Day 70: Fish Stew with Saffron Aioli
inspired by Webbe’s at The Fish Café
I realise that I’ve been very London focused with the blog recently. In fact the last time I was inspired by a restaurant outside of the capital was on day 35 when I made Scallops in Seaweed Butter. So well over a month ago. Not good.
So it’s time for another trip to the British coast, and anther seafood dish to go with it.
Rye in East Sussex is a really pretty town with winding streets filled with old pubs and antique shops. It’s also just inland from Camber Sands which is such a vast expanse of beach that it doesn’t feel like you’re still in England.
Usually on a weekend away Aidan and I have a tradition of seeking out a local Thai restaurant for dinner. Often we would go away on a Sunday night, as we can be flexible with work, and this often meant a lot of other restaurants would be closed. But we kept up the tradition because we discovered that the Thai food you can get outside of London is, usually, so much better.

> [Supplied entries]:
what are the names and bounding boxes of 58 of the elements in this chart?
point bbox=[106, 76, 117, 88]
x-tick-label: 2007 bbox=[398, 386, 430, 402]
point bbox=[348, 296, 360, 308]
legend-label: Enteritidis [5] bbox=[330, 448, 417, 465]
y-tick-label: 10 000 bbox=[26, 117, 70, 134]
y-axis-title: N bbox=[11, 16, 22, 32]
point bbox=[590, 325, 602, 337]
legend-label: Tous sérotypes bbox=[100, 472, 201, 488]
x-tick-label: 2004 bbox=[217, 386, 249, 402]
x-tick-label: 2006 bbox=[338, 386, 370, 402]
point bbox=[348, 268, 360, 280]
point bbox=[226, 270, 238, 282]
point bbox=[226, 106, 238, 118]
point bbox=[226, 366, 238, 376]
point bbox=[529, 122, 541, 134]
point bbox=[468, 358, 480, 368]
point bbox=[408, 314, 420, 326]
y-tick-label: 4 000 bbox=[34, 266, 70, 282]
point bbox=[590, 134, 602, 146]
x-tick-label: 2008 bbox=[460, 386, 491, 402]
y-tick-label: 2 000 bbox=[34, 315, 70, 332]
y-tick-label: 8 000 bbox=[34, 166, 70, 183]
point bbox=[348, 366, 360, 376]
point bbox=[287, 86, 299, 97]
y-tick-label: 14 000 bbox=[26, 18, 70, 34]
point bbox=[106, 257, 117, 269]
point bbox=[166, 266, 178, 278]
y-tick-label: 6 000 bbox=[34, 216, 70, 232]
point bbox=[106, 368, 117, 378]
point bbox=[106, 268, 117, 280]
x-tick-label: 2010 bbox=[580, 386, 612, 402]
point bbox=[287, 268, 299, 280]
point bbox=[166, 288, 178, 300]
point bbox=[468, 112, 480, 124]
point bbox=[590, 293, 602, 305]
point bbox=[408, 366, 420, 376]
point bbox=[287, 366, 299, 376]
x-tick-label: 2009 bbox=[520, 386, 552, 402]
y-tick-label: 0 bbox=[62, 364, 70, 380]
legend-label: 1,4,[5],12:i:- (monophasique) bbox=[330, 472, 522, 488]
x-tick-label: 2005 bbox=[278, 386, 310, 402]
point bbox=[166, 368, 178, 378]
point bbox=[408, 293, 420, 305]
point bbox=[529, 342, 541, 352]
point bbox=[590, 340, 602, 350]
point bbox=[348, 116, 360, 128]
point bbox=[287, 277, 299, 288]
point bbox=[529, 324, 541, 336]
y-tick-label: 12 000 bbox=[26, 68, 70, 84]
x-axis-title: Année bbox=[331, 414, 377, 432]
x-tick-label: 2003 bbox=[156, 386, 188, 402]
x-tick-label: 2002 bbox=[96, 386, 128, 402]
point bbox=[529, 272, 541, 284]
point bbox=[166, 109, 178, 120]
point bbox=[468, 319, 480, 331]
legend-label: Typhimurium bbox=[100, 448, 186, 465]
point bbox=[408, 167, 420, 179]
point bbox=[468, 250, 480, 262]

> [Written problem]:
Reproduce the fish stew post word for word, starting at the words "Usually on a" and ending after "so much better.". The material that comes after the fish stew post stands on its own and is not part of it.

> [Answer in full]:
Usually on a weekend away Aidan and I have a tradition of seeking out a local Thai restaurant for dinner. Often we would go away on a Sunday night, as we can be flexible with work, and this often meant a lot of other restaurants would be closed. But we kept up the tradition because we discovered that the Thai food you can get outside of London is, usually, so much better.